_PROBLEM DESCRIPTION_: Look through the data below and return each line where "questions" appears.

_SUPPLIED INFORMATION_:
■ ■ ■ ■ ■ ■ ■

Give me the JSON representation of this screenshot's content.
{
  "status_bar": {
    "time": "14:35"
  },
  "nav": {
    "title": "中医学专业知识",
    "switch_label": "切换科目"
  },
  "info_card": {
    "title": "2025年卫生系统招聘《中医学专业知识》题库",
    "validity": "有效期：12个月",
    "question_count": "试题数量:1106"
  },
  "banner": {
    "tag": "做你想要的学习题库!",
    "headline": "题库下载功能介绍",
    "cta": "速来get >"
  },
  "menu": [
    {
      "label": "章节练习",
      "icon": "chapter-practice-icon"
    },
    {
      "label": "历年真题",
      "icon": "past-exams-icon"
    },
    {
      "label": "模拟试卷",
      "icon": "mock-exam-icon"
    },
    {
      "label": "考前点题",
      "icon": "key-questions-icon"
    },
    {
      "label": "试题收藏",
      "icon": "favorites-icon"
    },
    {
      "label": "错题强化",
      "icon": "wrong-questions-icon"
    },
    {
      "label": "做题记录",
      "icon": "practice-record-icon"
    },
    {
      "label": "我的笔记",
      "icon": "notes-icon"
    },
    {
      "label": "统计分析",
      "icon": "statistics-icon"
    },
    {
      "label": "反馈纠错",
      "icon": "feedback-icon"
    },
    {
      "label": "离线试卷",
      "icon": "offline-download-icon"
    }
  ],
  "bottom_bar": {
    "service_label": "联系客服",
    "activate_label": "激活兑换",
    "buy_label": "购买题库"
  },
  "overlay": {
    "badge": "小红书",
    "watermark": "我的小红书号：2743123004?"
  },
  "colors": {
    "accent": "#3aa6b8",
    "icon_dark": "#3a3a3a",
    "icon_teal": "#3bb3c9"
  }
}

■ ■ ■ ■ ■ ■ ■

_WRITTEN ANSWER_:
      "icon": "key-questions-icon"
      "icon": "wrong-questions-icon"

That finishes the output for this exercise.